GIVEN EXERCISE:
Copy out each line below that has the word "experimental" in it.

Records that describe figures:

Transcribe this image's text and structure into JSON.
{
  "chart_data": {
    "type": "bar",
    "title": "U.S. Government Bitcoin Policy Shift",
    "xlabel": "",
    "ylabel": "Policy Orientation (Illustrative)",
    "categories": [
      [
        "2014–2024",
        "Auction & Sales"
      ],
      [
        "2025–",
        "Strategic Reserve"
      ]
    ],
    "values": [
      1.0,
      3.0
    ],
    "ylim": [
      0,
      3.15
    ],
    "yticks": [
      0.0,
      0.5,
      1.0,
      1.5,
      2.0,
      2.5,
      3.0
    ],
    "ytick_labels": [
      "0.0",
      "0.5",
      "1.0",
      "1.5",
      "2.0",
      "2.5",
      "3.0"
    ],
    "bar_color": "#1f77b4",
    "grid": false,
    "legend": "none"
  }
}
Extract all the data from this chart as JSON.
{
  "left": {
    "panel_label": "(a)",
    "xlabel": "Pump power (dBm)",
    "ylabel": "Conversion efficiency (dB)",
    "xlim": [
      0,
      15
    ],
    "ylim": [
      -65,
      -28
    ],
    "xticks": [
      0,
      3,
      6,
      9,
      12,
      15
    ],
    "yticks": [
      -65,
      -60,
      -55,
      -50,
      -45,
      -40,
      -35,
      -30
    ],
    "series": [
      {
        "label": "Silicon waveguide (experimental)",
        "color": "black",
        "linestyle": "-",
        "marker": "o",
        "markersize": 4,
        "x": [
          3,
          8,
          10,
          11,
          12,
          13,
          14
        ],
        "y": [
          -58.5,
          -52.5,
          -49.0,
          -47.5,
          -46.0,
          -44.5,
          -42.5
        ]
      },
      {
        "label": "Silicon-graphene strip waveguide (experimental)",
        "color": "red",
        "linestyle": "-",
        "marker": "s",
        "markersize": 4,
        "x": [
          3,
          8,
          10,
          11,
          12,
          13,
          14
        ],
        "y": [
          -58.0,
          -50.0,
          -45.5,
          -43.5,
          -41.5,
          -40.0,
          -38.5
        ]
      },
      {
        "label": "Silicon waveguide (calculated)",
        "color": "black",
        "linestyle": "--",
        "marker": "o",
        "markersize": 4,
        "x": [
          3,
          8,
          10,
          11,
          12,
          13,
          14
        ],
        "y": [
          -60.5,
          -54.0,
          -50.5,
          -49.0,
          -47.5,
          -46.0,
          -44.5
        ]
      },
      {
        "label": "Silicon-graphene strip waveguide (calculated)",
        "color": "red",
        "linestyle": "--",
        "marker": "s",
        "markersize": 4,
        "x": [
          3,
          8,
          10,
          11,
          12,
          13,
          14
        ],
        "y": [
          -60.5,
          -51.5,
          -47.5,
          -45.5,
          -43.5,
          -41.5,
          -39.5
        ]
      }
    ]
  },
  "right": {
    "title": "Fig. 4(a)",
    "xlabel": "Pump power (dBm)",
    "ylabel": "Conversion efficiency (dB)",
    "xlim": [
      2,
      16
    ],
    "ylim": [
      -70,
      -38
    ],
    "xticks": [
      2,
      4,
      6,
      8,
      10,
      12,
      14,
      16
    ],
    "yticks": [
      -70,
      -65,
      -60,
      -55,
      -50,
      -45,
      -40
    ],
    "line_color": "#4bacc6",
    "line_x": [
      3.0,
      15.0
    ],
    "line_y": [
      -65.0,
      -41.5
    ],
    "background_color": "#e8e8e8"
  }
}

ANSWER TO THIS EXERCISE:
        "label": "Silicon waveguide (experimental)",
        "label": "Silicon-graphene strip waveguide (experimental)",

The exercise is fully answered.